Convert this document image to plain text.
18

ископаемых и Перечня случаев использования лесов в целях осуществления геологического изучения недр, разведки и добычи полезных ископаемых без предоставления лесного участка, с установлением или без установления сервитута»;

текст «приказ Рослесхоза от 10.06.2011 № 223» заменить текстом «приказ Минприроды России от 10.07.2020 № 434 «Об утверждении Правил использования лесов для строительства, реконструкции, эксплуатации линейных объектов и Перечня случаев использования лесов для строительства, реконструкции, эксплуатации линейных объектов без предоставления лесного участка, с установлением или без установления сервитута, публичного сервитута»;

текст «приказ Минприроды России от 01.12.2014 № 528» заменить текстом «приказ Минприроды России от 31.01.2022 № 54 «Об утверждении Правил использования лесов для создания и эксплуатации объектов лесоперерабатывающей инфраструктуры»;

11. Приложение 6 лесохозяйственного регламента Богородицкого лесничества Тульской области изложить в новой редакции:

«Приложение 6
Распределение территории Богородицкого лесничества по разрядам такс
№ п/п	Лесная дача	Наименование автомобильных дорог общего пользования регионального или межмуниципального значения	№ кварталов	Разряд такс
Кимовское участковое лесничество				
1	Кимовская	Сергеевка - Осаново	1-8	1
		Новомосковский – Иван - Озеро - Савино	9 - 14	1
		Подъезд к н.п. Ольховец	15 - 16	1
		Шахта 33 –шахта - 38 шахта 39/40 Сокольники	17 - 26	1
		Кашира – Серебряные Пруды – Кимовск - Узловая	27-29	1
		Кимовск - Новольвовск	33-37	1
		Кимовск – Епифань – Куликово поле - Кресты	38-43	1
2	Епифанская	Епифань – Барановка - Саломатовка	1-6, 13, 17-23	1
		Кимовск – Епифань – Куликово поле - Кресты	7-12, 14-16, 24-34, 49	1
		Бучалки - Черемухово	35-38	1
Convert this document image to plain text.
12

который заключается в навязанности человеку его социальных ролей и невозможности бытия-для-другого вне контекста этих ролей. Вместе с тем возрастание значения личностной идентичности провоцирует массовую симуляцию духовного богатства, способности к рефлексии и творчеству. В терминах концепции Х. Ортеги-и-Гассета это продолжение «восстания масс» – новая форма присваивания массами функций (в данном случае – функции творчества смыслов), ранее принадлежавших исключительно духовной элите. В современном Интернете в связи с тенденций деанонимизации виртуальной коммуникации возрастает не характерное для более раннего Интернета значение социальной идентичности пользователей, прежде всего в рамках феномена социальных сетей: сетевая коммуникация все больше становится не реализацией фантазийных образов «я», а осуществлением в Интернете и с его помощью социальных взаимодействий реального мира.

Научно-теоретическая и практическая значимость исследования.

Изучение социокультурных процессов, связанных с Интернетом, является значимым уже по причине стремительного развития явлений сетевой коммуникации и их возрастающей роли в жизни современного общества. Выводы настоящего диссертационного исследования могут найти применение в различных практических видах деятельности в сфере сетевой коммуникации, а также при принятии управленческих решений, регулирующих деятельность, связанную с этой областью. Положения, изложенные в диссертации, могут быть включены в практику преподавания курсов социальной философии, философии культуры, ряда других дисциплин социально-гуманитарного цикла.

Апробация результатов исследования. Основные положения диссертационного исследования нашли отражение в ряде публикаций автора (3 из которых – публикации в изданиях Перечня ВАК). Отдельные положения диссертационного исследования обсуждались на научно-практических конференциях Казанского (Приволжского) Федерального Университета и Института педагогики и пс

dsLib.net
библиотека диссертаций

|---|

▸ Stated goal
Nothing should be left out: return all of the records exactly.

▸ Completed exercise
Convert this document image to plain text.
18

ископаемых и Перечня случаев использования лесов в целях осуществления геологического изучения недр, разведки и добычи полезных ископаемых без предоставления лесного участка, с установлением или без установления сервитута»;

текст «приказ Рослесхоза от 10.06.2011 № 223» заменить текстом «приказ Минприроды России от 10.07.2020 № 434 «Об утверждении Правил использования лесов для строительства, реконструкции, эксплуатации линейных объектов и Перечня случаев использования лесов для строительства, реконструкции, эксплуатации линейных объектов без предоставления лесного участка, с установлением или без установления сервитута, публичного сервитута»;

текст «приказ Минприроды России от 01.12.2014 № 528» заменить текстом «приказ Минприроды России от 31.01.2022 № 54 «Об утверждении Правил использования лесов для создания и эксплуатации объектов лесоперерабатывающей инфраструктуры»;

11. Приложение 6 лесохозяйственного регламента Богородицкого лесничества Тульской области изложить в новой редакции:

«Приложение 6
Распределение территории Богородицкого лесничества по разрядам такс
№ п/п	Лесная дача	Наименование автомобильных дорог общего пользования регионального или межмуниципального значения	№ кварталов	Разряд такс
Кимовское участковое лесничество				
1	Кимовская	Сергеевка - Осаново	1-8	1
		Новомосковский – Иван - Озеро - Савино	9 - 14	1
		Подъезд к н.п. Ольховец	15 - 16	1
		Шахта 33 –шахта - 38 шахта 39/40 Сокольники	17 - 26	1
		Кашира – Серебряные Пруды – Кимовск - Узловая	27-29	1
		Кимовск - Новольвовск	33-37	1
		Кимовск – Епифань – Куликово поле - Кресты	38-43	1
2	Епифанская	Епифань – Барановка - Саломатовка	1-6, 13, 17-23	1
		Кимовск – Епифань – Куликово поле - Кресты	7-12, 14-16, 24-34, 49	1
		Бучалки - Черемухово	35-38	1
Convert this document image to plain text.
12

который заключается в навязанности человеку его социальных ролей и невозможности бытия-для-другого вне контекста этих ролей. Вместе с тем возрастание значения личностной идентичности провоцирует массовую симуляцию духовного богатства, способности к рефлексии и творчеству. В терминах концепции Х. Ортеги-и-Гассета это продолжение «восстания масс» – новая форма присваивания массами функций (в данном случае – функции творчества смыслов), ранее принадлежавших исключительно духовной элите. В современном Интернете в связи с тенденций деанонимизации виртуальной коммуникации возрастает не характерное для более раннего Интернета значение социальной идентичности пользователей, прежде всего в рамках феномена социальных сетей: сетевая коммуникация все больше становится не реализацией фантазийных образов «я», а осуществлением в Интернете и с его помощью социальных взаимодействий реального мира.

Научно-теоретическая и практическая значимость исследования.

Изучение социокультурных процессов, связанных с Интернетом, является значимым уже по причине стремительного развития явлений сетевой коммуникации и их возрастающей роли в жизни современного общества. Выводы настоящего диссертационного исследования могут найти применение в различных практических видах деятельности в сфере сетевой коммуникации, а также при принятии управленческих решений, регулирующих деятельность, связанную с этой областью. Положения, изложенные в диссертации, могут быть включены в практику преподавания курсов социальной философии, философии культуры, ряда других дисциплин социально-гуманитарного цикла.

Апробация результатов исследования. Основные положения диссертационного исследования нашли отражение в ряде публикаций автора (3 из которых – публикации в изданиях Перечня ВАК). Отдельные положения диссертационного исследования обсуждались на научно-практических конференциях Казанского (Приволжского) Федерального Университета и Института педагогики и пс

dsLib.net
библиотека диссертаций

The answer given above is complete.